Every record below is to be retyped exactly.

* [Information supplied]:
------------------------------------------------------------------------

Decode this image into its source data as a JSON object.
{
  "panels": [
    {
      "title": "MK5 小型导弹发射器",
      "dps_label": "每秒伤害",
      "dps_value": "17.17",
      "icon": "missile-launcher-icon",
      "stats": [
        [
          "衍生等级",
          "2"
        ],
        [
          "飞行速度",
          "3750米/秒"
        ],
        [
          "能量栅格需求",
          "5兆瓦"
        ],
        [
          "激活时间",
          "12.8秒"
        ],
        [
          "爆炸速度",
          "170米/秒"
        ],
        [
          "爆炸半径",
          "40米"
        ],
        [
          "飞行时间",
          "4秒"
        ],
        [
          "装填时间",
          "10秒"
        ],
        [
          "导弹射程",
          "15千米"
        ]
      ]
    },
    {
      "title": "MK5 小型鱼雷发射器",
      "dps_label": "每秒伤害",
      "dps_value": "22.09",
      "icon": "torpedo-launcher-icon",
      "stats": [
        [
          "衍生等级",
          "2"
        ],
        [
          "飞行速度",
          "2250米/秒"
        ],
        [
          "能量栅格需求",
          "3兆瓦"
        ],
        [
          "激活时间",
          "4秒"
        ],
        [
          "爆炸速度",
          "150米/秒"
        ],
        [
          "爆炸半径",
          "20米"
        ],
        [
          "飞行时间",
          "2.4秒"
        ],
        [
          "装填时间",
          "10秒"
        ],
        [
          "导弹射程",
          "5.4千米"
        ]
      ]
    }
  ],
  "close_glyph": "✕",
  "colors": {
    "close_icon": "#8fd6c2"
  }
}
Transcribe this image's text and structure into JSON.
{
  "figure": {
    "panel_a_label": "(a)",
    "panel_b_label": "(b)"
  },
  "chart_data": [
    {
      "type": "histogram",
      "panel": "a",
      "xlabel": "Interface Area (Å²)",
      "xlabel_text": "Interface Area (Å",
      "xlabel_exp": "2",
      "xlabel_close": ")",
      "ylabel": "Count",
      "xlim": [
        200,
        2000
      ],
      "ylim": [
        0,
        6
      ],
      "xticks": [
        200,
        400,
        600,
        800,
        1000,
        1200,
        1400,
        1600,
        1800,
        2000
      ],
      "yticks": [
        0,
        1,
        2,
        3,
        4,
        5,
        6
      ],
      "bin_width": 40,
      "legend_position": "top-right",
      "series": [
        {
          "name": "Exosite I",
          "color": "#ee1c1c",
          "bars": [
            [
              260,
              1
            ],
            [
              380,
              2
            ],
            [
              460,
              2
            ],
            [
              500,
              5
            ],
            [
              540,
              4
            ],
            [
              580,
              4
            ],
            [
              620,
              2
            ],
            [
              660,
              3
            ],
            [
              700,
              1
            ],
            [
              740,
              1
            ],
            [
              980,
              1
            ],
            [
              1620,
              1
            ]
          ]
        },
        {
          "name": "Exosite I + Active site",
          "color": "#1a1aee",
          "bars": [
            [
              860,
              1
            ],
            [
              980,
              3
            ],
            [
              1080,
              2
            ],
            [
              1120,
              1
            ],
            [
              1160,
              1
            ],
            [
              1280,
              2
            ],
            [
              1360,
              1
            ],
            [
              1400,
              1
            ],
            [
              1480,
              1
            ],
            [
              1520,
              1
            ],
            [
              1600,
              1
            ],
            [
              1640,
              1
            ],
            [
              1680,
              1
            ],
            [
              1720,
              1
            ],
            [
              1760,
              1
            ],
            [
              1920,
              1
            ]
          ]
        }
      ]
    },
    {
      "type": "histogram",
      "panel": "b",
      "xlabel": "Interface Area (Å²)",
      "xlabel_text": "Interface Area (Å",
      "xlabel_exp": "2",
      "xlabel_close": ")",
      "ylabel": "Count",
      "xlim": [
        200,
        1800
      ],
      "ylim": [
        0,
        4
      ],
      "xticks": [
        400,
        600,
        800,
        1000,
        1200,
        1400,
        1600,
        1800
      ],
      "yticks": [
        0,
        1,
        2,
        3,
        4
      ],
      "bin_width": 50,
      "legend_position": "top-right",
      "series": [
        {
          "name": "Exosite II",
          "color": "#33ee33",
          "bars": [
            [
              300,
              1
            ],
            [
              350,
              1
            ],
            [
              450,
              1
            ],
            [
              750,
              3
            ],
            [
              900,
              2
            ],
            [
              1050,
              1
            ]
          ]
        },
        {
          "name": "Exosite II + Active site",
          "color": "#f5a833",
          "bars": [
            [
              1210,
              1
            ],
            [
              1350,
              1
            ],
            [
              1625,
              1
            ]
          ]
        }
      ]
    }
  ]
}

------------------------------------------------------------------------

* [Exercise output]:
Decode this image into its source data as a JSON object.
{
  "panels": [
    {
      "title": "MK5 小型导弹发射器",
      "dps_label": "每秒伤害",
      "dps_value": "17.17",
      "icon": "missile-launcher-icon",
      "stats": [
        [
          "衍生等级",
          "2"
        ],
        [
          "飞行速度",
          "3750米/秒"
        ],
        [
          "能量栅格需求",
          "5兆瓦"
        ],
        [
          "激活时间",
          "12.8秒"
        ],
        [
          "爆炸速度",
          "170米/秒"
        ],
        [
          "爆炸半径",
          "40米"
        ],
        [
          "飞行时间",
          "4秒"
        ],
        [
          "装填时间",
          "10秒"
        ],
        [
          "导弹射程",
          "15千米"
        ]
      ]
    },
    {
      "title": "MK5 小型鱼雷发射器",
      "dps_label": "每秒伤害",
      "dps_value": "22.09",
      "icon": "torpedo-launcher-icon",
      "stats": [
        [
          "衍生等级",
          "2"
        ],
        [
          "飞行速度",
          "2250米/秒"
        ],
        [
          "能量栅格需求",
          "3兆瓦"
        ],
        [
          "激活时间",
          "4秒"
        ],
        [
          "爆炸速度",
          "150米/秒"
        ],
        [
          "爆炸半径",
          "20米"
        ],
        [
          "飞行时间",
          "2.4秒"
        ],
        [
          "装填时间",
          "10秒"
        ],
        [
          "导弹射程",
          "5.4千米"
        ]
      ]
    }
  ],
  "close_glyph": "✕",
  "colors": {
    "close_icon": "#8fd6c2"
  }
}
Transcribe this image's text and structure into JSON.
{
  "figure": {
    "panel_a_label": "(a)",
    "panel_b_label": "(b)"
  },
  "chart_data": [
    {
      "type": "histogram",
      "panel": "a",
      "xlabel": "Interface Area (Å²)",
      "xlabel_text": "Interface Area (Å",
      "xlabel_exp": "2",
      "xlabel_close": ")",
      "ylabel": "Count",
      "xlim": [
        200,
        2000
      ],
      "ylim": [
        0,
        6
      ],
      "xticks": [
        200,
        400,
        600,
        800,
        1000,
        1200,
        1400,
        1600,
        1800,
        2000
      ],
      "yticks": [
        0,
        1,
        2,
        3,
        4,
        5,
        6
      ],
      "bin_width": 40,
      "legend_position": "top-right",
      "series": [
        {
          "name": "Exosite I",
          "color": "#ee1c1c",
          "bars": [
            [
              260,
              1
            ],
            [
              380,
              2
            ],
            [
              460,
              2
            ],
            [
              500,
              5
            ],
            [
              540,
              4
            ],
            [
              580,
              4
            ],
            [
              620,
              2
            ],
            [
              660,
              3
            ],
            [
              700,
              1
            ],
            [
              740,
              1
            ],
            [
              980,
              1
            ],
            [
              1620,
              1
            ]
          ]
        },
        {
          "name": "Exosite I + Active site",
          "color": "#1a1aee",
          "bars": [
            [
              860,
              1
            ],
            [
              980,
              3
            ],
            [
              1080,
              2
            ],
            [
              1120,
              1
            ],
            [
              1160,
              1
            ],
            [
              1280,
              2
            ],
            [
              1360,
              1
            ],
            [
              1400,
              1
            ],
            [
              1480,
              1
            ],
            [
              1520,
              1
            ],
            [
              1600,
              1
            ],
            [
              1640,
              1
            ],
            [
              1680,
              1
            ],
            [
              1720,
              1
            ],
            [
              1760,
              1
            ],
            [
              1920,
              1
            ]
          ]
        }
      ]
    },
    {
      "type": "histogram",
      "panel": "b",
      "xlabel": "Interface Area (Å²)",
      "xlabel_text": "Interface Area (Å",
      "xlabel_exp": "2",
      "xlabel_close": ")",
      "ylabel": "Count",
      "xlim": [
        200,
        1800
      ],
      "ylim": [
        0,
        4
      ],
      "xticks": [
        400,
        600,
        800,
        1000,
        1200,
        1400,
        1600,
        1800
      ],
      "yticks": [
        0,
        1,
        2,
        3,
        4
      ],
      "bin_width": 50,
      "legend_position": "top-right",
      "series": [
        {
          "name": "Exosite II",
          "color": "#33ee33",
          "bars": [
            [
              300,
              1
            ],
            [
              350,
              1
            ],
            [
              450,
              1
            ],
            [
              750,
              3
            ],
            [
              900,
              2
            ],
            [
              1050,
              1
            ]
          ]
        },
        {
          "name": "Exosite II + Active site",
          "color": "#f5a833",
          "bars": [
            [
              1210,
              1
            ],
            [
              1350,
              1
            ],
            [
              1625,
              1
            ]
          ]
        }
      ]
    }
  ]
}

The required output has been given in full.